Records from a collection of figures
- - - - - - -

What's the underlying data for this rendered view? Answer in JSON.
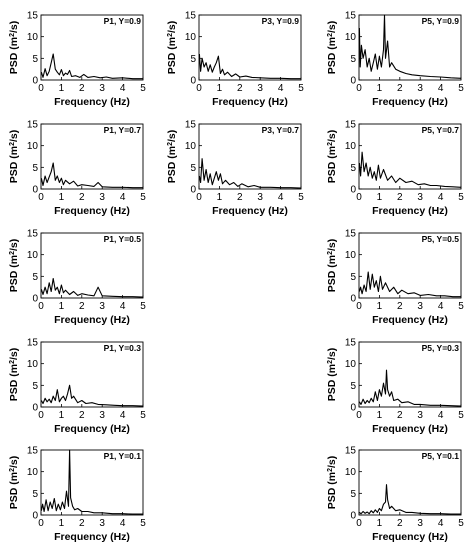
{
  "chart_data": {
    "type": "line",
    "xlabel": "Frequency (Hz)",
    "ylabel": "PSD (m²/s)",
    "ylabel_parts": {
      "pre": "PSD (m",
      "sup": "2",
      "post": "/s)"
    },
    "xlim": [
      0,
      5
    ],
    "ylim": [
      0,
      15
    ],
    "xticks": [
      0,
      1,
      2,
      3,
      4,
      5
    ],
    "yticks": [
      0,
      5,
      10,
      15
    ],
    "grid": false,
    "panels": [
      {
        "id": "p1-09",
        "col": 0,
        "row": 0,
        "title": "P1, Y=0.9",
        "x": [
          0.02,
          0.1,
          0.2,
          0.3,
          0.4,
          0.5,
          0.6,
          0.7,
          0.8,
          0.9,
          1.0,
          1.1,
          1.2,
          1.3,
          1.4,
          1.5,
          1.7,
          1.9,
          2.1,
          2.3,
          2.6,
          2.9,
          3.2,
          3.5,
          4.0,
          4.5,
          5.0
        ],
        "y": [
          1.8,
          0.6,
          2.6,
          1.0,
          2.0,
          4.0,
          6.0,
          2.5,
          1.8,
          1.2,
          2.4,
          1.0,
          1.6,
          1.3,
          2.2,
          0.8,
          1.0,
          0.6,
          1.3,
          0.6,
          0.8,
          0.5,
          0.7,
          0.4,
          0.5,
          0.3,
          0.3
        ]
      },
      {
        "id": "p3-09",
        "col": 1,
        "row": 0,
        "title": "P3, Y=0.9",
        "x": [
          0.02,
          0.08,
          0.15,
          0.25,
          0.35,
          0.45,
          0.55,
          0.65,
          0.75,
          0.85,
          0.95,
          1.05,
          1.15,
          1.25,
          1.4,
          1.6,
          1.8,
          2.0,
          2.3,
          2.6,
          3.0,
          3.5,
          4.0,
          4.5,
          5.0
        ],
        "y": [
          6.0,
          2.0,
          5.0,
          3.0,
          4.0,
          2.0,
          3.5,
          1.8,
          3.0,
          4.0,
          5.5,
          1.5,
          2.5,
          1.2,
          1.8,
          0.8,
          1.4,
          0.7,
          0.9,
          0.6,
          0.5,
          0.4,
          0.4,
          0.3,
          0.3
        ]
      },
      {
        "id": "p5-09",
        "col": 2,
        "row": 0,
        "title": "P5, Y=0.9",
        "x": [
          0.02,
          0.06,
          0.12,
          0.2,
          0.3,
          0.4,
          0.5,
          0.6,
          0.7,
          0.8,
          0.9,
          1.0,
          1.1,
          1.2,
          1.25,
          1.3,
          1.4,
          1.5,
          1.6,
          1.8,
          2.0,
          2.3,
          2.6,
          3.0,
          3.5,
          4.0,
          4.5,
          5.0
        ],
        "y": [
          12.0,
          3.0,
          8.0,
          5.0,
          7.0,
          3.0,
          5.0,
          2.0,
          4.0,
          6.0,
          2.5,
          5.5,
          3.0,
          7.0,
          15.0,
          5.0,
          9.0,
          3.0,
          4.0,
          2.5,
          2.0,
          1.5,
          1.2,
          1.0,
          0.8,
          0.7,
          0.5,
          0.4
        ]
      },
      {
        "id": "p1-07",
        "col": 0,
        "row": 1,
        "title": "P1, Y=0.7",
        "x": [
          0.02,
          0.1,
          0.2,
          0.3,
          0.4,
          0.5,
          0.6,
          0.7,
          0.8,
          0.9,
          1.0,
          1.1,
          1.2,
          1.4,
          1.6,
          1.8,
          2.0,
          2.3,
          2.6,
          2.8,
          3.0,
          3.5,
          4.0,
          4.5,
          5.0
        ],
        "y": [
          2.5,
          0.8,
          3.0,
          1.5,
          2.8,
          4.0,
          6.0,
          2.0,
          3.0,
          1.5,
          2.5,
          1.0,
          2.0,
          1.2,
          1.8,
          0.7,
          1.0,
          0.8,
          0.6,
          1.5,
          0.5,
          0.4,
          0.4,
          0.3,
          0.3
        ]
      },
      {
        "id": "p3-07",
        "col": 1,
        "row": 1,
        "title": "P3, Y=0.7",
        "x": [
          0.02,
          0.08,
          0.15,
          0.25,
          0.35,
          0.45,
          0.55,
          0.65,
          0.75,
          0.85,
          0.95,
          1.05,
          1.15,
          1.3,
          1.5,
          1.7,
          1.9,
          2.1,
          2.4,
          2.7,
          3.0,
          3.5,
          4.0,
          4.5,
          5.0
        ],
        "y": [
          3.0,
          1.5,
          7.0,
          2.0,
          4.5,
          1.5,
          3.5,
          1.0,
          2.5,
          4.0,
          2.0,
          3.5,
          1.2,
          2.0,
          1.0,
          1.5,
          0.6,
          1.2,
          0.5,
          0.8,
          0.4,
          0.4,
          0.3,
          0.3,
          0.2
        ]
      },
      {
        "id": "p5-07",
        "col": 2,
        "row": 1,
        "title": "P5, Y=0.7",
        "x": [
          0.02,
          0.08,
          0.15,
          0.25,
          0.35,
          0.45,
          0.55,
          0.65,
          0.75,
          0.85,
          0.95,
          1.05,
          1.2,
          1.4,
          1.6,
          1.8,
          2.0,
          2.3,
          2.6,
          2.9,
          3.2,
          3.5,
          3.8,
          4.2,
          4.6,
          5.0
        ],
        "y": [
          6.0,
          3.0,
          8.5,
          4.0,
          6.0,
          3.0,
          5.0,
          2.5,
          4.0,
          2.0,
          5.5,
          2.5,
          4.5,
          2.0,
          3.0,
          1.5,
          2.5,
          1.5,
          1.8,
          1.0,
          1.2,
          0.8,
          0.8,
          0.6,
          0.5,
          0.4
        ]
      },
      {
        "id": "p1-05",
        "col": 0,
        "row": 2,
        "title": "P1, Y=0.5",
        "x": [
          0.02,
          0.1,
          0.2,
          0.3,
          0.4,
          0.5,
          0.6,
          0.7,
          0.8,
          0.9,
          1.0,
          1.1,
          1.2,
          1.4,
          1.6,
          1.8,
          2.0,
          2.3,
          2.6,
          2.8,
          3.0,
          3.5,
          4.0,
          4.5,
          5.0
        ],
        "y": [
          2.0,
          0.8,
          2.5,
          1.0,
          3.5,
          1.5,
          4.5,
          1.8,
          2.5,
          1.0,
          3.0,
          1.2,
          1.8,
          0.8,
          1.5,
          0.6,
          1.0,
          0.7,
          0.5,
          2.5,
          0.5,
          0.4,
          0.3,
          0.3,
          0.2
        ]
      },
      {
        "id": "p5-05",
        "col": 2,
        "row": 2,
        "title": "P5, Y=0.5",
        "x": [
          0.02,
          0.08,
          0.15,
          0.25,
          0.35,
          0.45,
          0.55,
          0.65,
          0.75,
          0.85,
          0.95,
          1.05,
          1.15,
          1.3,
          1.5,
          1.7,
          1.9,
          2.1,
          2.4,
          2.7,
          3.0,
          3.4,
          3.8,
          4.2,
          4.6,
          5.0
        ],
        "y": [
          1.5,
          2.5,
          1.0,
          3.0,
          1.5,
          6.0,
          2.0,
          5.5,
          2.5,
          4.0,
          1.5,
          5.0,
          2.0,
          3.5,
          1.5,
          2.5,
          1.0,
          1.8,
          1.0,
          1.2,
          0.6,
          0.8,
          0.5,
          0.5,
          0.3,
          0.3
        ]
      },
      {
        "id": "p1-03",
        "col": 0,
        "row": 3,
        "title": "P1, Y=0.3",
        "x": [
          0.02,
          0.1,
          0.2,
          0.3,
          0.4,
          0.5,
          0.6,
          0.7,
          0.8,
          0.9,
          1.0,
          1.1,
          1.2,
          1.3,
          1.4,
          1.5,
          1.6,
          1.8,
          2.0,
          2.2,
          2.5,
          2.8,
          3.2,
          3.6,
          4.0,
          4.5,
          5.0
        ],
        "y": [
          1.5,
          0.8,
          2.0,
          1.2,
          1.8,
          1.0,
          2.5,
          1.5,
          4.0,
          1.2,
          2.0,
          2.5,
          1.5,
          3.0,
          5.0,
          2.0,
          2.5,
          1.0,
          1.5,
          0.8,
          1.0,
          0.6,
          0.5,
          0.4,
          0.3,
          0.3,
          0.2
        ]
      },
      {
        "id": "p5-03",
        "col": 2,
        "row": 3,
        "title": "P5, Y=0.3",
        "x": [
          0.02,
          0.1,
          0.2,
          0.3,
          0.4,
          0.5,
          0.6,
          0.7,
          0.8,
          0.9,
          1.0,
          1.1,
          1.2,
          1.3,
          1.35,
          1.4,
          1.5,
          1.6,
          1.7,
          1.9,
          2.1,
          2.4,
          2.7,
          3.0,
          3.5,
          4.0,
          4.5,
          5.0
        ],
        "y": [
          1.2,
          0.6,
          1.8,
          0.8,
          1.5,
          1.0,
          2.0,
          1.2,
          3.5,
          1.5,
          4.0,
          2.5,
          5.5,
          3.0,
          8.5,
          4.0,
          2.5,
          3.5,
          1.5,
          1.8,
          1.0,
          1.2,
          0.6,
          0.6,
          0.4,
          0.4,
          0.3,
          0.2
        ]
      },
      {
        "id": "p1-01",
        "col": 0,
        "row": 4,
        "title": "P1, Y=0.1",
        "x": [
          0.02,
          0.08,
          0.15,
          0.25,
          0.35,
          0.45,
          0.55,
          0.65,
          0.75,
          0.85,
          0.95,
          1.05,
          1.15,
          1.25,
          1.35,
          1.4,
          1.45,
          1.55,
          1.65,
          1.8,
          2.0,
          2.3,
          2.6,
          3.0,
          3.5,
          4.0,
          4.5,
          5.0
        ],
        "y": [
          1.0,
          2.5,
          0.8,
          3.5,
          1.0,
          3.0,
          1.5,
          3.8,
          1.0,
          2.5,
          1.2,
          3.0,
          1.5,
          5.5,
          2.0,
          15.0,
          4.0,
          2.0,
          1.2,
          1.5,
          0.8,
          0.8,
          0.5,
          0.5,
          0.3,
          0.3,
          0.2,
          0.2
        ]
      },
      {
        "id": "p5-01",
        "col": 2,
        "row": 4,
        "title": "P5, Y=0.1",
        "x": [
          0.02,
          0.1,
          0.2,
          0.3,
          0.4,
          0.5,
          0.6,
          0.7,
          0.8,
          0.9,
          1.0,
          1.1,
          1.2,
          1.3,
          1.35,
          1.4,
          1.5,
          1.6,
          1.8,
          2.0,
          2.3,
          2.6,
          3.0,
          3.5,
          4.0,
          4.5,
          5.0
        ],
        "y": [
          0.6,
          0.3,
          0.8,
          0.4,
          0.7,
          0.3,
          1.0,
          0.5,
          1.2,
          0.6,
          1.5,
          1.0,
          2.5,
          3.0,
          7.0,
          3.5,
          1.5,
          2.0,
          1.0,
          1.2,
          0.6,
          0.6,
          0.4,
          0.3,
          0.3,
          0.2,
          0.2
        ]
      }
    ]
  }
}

- - - - - - -

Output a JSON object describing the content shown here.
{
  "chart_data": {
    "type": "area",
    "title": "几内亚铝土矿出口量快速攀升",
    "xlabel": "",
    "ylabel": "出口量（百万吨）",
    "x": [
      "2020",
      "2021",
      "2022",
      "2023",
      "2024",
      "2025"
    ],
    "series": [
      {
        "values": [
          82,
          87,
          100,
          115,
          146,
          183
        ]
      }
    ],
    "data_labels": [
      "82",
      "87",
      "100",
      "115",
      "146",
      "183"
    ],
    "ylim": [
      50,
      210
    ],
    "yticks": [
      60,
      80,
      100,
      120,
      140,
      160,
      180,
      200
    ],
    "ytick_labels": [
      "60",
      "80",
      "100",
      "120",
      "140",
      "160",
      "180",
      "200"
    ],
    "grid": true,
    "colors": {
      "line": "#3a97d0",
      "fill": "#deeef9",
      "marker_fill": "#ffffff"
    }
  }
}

- - - - - - -

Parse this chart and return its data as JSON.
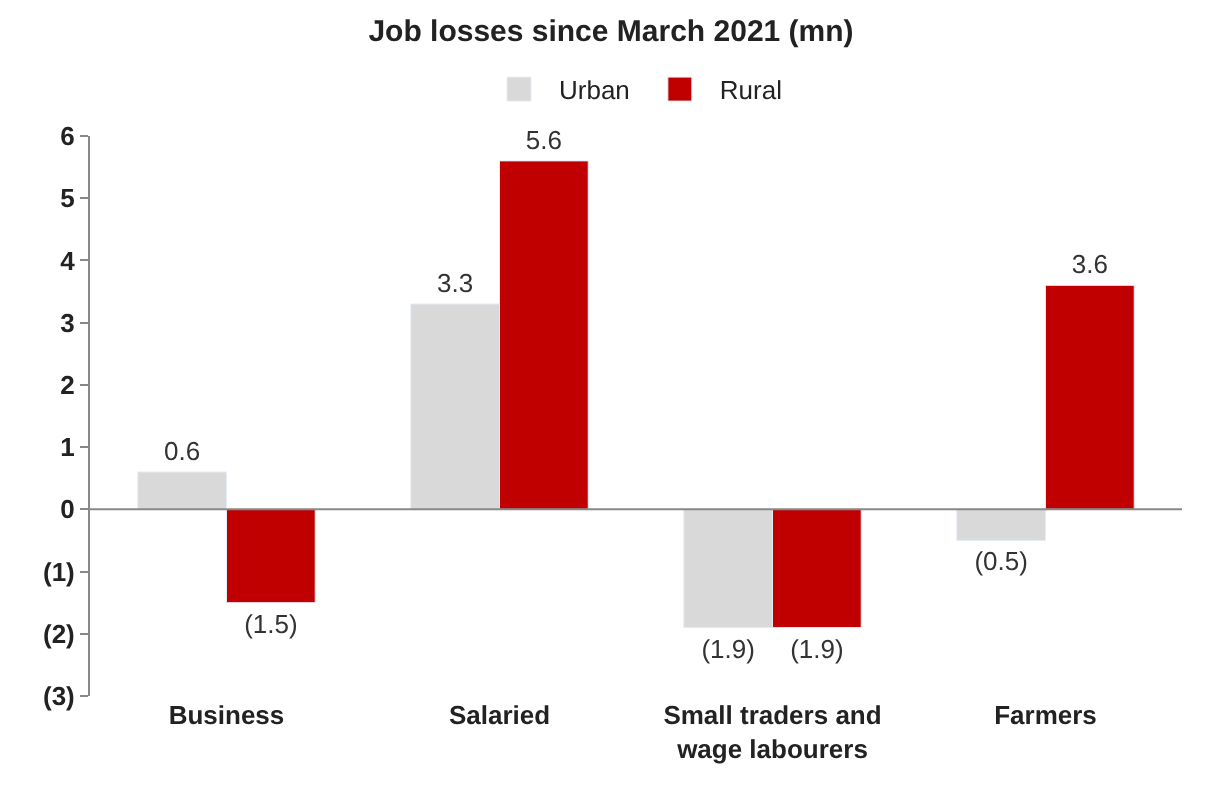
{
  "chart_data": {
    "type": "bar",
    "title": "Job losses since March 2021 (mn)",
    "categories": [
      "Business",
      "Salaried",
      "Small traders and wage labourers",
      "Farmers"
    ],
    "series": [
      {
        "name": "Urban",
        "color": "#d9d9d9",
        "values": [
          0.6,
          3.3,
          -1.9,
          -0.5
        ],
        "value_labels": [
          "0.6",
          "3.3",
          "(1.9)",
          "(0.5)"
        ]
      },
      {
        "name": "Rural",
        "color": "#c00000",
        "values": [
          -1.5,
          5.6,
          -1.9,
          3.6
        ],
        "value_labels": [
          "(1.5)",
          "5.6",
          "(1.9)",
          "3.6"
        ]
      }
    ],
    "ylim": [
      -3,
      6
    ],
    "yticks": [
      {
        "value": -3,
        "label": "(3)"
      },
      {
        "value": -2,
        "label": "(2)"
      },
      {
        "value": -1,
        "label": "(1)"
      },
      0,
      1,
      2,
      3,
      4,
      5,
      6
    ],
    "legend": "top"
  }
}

- - - - - - -

- EXERCISE REQUIREMENTS: Gather each line of the records holding the string "this".

- WRITTEN REPLY:
What's the underlying data for this rendered view? Answer in JSON.
Parse this chart and return its data as JSON.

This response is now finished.